GOAL: Copy out all of the data below with no alterations.

MATERIALS PROVIDED:
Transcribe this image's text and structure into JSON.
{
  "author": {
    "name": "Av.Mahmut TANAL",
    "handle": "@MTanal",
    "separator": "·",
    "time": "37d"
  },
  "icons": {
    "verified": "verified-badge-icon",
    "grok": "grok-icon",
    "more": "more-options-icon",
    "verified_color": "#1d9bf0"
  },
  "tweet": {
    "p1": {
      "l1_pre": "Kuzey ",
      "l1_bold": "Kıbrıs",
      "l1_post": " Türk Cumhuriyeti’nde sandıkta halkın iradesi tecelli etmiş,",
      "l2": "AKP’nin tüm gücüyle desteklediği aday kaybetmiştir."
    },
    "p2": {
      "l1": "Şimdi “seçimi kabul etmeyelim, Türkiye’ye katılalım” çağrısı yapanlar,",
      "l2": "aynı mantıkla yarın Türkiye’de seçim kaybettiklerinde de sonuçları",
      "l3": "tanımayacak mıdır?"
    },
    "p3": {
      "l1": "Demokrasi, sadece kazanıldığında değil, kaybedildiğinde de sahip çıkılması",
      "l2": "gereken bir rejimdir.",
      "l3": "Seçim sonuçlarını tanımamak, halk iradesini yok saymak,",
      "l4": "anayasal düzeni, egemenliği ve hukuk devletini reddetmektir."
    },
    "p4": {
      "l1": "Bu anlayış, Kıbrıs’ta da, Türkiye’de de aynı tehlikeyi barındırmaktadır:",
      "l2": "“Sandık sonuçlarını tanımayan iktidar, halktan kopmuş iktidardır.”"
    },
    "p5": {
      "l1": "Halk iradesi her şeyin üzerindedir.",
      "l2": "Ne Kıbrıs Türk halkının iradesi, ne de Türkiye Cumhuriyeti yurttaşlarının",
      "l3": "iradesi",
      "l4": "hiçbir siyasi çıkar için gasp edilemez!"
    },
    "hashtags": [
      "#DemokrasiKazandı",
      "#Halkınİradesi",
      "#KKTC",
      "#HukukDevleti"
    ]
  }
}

SOLUTION TO THE PROBLEM:
Transcribe this image's text and structure into JSON.
{
  "author": {
    "name": "Av.Mahmut TANAL",
    "handle": "@MTanal",
    "separator": "·",
    "time": "37d"
  },
  "icons": {
    "verified": "verified-badge-icon",
    "grok": "grok-icon",
    "more": "more-options-icon",
    "verified_color": "#1d9bf0"
  },
  "tweet": {
    "p1": {
      "l1_pre": "Kuzey ",
      "l1_bold": "Kıbrıs",
      "l1_post": " Türk Cumhuriyeti’nde sandıkta halkın iradesi tecelli etmiş,",
      "l2": "AKP’nin tüm gücüyle desteklediği aday kaybetmiştir."
    },
    "p2": {
      "l1": "Şimdi “seçimi kabul etmeyelim, Türkiye’ye katılalım” çağrısı yapanlar,",
      "l2": "aynı mantıkla yarın Türkiye’de seçim kaybettiklerinde de sonuçları",
      "l3": "tanımayacak mıdır?"
    },
    "p3": {
      "l1": "Demokrasi, sadece kazanıldığında değil, kaybedildiğinde de sahip çıkılması",
      "l2": "gereken bir rejimdir.",
      "l3": "Seçim sonuçlarını tanımamak, halk iradesini yok saymak,",
      "l4": "anayasal düzeni, egemenliği ve hukuk devletini reddetmektir."
    },
    "p4": {
      "l1": "Bu anlayış, Kıbrıs’ta da, Türkiye’de de aynı tehlikeyi barındırmaktadır:",
      "l2": "“Sandık sonuçlarını tanımayan iktidar, halktan kopmuş iktidardır.”"
    },
    "p5": {
      "l1": "Halk iradesi her şeyin üzerindedir.",
      "l2": "Ne Kıbrıs Türk halkının iradesi, ne de Türkiye Cumhuriyeti yurttaşlarının",
      "l3": "iradesi",
      "l4": "hiçbir siyasi çıkar için gasp edilemez!"
    },
    "hashtags": [
      "#DemokrasiKazandı",
      "#Halkınİradesi",
      "#KKTC",
      "#HukukDevleti"
    ]
  }
}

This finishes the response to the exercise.